Exercise requirements: Gather all lines from the material that contain "Read".
** START OF Supplied entries **
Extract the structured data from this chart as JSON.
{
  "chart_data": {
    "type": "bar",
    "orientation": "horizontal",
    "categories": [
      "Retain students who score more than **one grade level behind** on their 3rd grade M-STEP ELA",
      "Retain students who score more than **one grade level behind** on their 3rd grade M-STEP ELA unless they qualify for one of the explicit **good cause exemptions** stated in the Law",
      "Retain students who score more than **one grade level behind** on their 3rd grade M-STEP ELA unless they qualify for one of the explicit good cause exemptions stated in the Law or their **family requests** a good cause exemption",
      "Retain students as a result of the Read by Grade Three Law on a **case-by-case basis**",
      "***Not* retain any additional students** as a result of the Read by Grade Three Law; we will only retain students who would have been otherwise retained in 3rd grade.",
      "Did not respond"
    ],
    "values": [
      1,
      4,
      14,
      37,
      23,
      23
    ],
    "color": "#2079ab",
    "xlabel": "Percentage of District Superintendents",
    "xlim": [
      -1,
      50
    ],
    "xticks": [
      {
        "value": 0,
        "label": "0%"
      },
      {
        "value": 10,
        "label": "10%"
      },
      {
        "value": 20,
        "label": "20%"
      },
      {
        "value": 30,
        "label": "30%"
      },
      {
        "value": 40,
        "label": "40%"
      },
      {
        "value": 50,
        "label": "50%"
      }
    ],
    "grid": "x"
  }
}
** END OF Supplied entries **
Complete output:
      "Retain students as a result of the Read by Grade Three Law on a **case-by-case basis**",
      "***Not* retain any additional students** as a result of the Read by Grade Three Law; we will only retain students who would have been otherwise retained in 3rd grade.",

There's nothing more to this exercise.